## EXERCISE GOAL
All the data should come back exactly as it was given.

··· EXTRACTED RECORDS

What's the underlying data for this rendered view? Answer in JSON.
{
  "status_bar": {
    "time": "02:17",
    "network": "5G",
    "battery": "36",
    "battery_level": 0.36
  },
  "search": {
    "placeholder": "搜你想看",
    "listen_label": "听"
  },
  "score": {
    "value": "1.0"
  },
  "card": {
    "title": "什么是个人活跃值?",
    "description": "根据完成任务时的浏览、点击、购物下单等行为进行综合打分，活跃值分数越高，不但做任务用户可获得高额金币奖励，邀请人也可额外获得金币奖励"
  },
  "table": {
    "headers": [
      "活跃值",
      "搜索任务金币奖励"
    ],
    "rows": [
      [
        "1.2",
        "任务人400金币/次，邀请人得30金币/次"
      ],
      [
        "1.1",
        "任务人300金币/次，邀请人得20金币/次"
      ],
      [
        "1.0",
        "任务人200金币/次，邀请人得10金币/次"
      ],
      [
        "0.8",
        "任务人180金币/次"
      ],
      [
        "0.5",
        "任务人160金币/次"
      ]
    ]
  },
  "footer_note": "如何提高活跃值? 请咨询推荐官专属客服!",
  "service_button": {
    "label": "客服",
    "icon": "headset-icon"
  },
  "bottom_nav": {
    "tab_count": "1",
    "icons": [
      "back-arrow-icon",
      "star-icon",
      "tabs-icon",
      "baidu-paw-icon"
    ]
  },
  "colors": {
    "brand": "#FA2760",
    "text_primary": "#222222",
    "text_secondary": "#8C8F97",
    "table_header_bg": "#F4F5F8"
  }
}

······

## EXERCISE ANSWER
What's the underlying data for this rendered view? Answer in JSON.
{
  "status_bar": {
    "time": "02:17",
    "network": "5G",
    "battery": "36",
    "battery_level": 0.36
  },
  "search": {
    "placeholder": "搜你想看",
    "listen_label": "听"
  },
  "score": {
    "value": "1.0"
  },
  "card": {
    "title": "什么是个人活跃值?",
    "description": "根据完成任务时的浏览、点击、购物下单等行为进行综合打分，活跃值分数越高，不但做任务用户可获得高额金币奖励，邀请人也可额外获得金币奖励"
  },
  "table": {
    "headers": [
      "活跃值",
      "搜索任务金币奖励"
    ],
    "rows": [
      [
        "1.2",
        "任务人400金币/次，邀请人得30金币/次"
      ],
      [
        "1.1",
        "任务人300金币/次，邀请人得20金币/次"
      ],
      [
        "1.0",
        "任务人200金币/次，邀请人得10金币/次"
      ],
      [
        "0.8",
        "任务人180金币/次"
      ],
      [
        "0.5",
        "任务人160金币/次"
      ]
    ]
  },
  "footer_note": "如何提高活跃值? 请咨询推荐官专属客服!",
  "service_button": {
    "label": "客服",
    "icon": "headset-icon"
  },
  "bottom_nav": {
    "tab_count": "1",
    "icons": [
      "back-arrow-icon",
      "star-icon",
      "tabs-icon",
      "baidu-paw-icon"
    ]
  },
  "colors": {
    "brand": "#FA2760",
    "text_primary": "#222222",
    "text_secondary": "#8C8F97",
    "table_header_bg": "#F4F5F8"
  }
}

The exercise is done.